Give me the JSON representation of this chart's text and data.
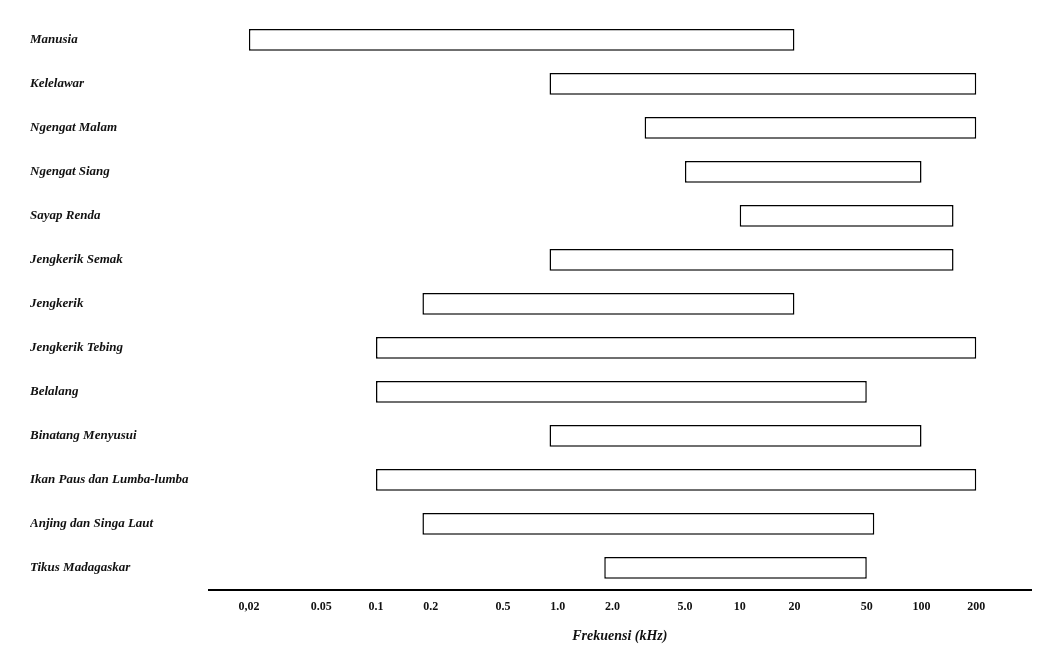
{
  "chart_data": {
    "type": "bar",
    "orientation": "horizontal",
    "xlabel": "Frekuensi (kHz)",
    "categories": [
      "Manusia",
      "Kelelawar",
      "Ngengat Malam",
      "Ngengat Siang",
      "Sayap Renda",
      "Jengkerik Semak",
      "Jengkerik",
      "Jengkerik Tebing",
      "Belalang",
      "Binatang Menyusui",
      "Ikan Paus dan Lumba-lumba",
      "Anjing dan Singa Laut",
      "Tikus Madagaskar"
    ],
    "base": [
      0.02,
      0.9,
      3,
      5,
      10,
      0.9,
      0.18,
      0.1,
      0.1,
      0.9,
      0.1,
      0.18,
      1.8
    ],
    "values": [
      19.98,
      199.1,
      197,
      95,
      140,
      149.1,
      19.82,
      199.9,
      49.9,
      99.1,
      199.9,
      54.82,
      48.2
    ],
    "color": "#ffffff",
    "log": "x",
    "xlim": [
      0.012,
      400
    ],
    "xticks": [
      {
        "value": 0.02,
        "label": "0,02"
      },
      0.05,
      0.1,
      0.2,
      0.5,
      {
        "value": 1,
        "label": "1.0"
      },
      {
        "value": 2,
        "label": "2.0"
      },
      {
        "value": 5,
        "label": "5.0"
      },
      10,
      20,
      50,
      100,
      200
    ],
    "grid": false,
    "legend": false
  }
}
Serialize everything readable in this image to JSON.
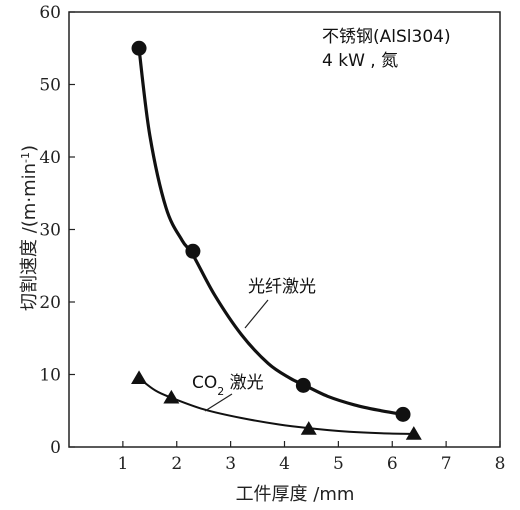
{
  "chart_data": {
    "type": "line",
    "xlabel": "工件厚度 /mm",
    "ylabel_main": "切割速度 /(m·min",
    "ylabel_sup": "-1",
    "ylabel_close": ")",
    "xlim": [
      0,
      8
    ],
    "ylim": [
      0,
      60
    ],
    "xticks": [
      1,
      2,
      3,
      4,
      5,
      6,
      7,
      8
    ],
    "yticks": [
      0,
      10,
      20,
      30,
      40,
      50,
      60
    ],
    "grid": false,
    "annotation_lines": [
      "不锈钢(AlSl304)",
      "4 kW , 氮"
    ],
    "series": [
      {
        "name": "光纤激光",
        "marker": "circle",
        "x": [
          1.3,
          2.3,
          4.35,
          6.2
        ],
        "y": [
          55,
          27,
          8.5,
          4.5
        ],
        "curve_x": [
          1.3,
          1.5,
          1.8,
          2.1,
          2.3,
          2.7,
          3.2,
          3.7,
          4.1,
          4.35,
          4.8,
          5.3,
          5.8,
          6.2
        ],
        "curve_y": [
          55,
          43,
          33,
          28.5,
          26.5,
          21,
          15.5,
          11.5,
          9.5,
          8.6,
          7,
          5.8,
          5,
          4.5
        ]
      },
      {
        "name_main": "CO",
        "name_sub": "2",
        "name_rest": " 激光",
        "marker": "triangle",
        "x": [
          1.3,
          1.9,
          4.45,
          6.4
        ],
        "y": [
          9.5,
          6.8,
          2.5,
          1.8
        ],
        "curve_x": [
          1.3,
          1.6,
          1.9,
          2.5,
          3.2,
          3.9,
          4.45,
          5.2,
          5.8,
          6.4
        ],
        "curve_y": [
          9.5,
          7.8,
          6.8,
          5.2,
          4.0,
          3.1,
          2.6,
          2.1,
          1.9,
          1.8
        ]
      }
    ]
  }
}
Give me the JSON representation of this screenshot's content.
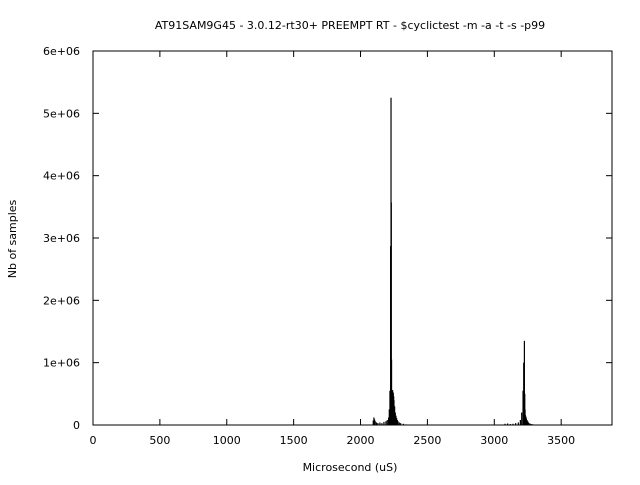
{
  "chart_data": {
    "type": "bar",
    "title": "AT91SAM9G45 - 3.0.12-rt30+ PREEMPT RT  - $cyclictest -m -a -t -s -p99",
    "xlabel": "Microsecond (uS)",
    "ylabel": "Nb of samples",
    "xlim": [
      0,
      3880
    ],
    "ylim": [
      0,
      6000000
    ],
    "x_ticks": [
      0,
      500,
      1000,
      1500,
      2000,
      2500,
      3000,
      3500
    ],
    "x_tick_labels": [
      "0",
      "500",
      "1000",
      "1500",
      "2000",
      "2500",
      "3000",
      "3500"
    ],
    "y_ticks": [
      0,
      1000000,
      2000000,
      3000000,
      4000000,
      5000000,
      6000000
    ],
    "y_tick_labels": [
      "0",
      "1e+06",
      "2e+06",
      "3e+06",
      "4e+06",
      "5e+06",
      "6e+06"
    ],
    "grid": false,
    "legend": "none",
    "bar_color": "#000000",
    "series": [
      {
        "x": [
          2095,
          2100,
          2105,
          2110,
          2120,
          2130,
          2145,
          2160,
          2175,
          2190,
          2200,
          2210,
          2215,
          2220,
          2225,
          2228,
          2230,
          2232,
          2235,
          2238,
          2240,
          2242,
          2245,
          2248,
          2250,
          2255,
          2260,
          2265,
          2270,
          2275,
          2280,
          2290,
          2300,
          2320,
          2340,
          3080,
          3100,
          3120,
          3140,
          3160,
          3180,
          3195,
          3205,
          3215,
          3220,
          3225,
          3228,
          3230,
          3232,
          3235,
          3238,
          3240,
          3245,
          3250,
          3255,
          3260,
          3270,
          3280,
          3290,
          3300,
          3320,
          3340
        ],
        "y": [
          70000,
          120000,
          90000,
          60000,
          40000,
          30000,
          40000,
          30000,
          50000,
          60000,
          80000,
          120000,
          250000,
          550000,
          2870000,
          5250000,
          3570000,
          1050000,
          550000,
          500000,
          560000,
          480000,
          520000,
          460000,
          400000,
          300000,
          200000,
          150000,
          110000,
          80000,
          60000,
          40000,
          30000,
          20000,
          10000,
          20000,
          25000,
          15000,
          20000,
          30000,
          40000,
          80000,
          200000,
          550000,
          1000000,
          1350000,
          500000,
          250000,
          160000,
          140000,
          120000,
          100000,
          80000,
          60000,
          40000,
          30000,
          20000,
          15000,
          10000,
          8000,
          5000,
          3000
        ]
      }
    ]
  }
}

◇ ◇ ◇ ◇

The exercise: Read through the entries and copy each line in which "Jengkerik" appears.

Exercise response:
      "Jengkerik Semak",
      "Jengkerik",
      "Jengkerik Tebing",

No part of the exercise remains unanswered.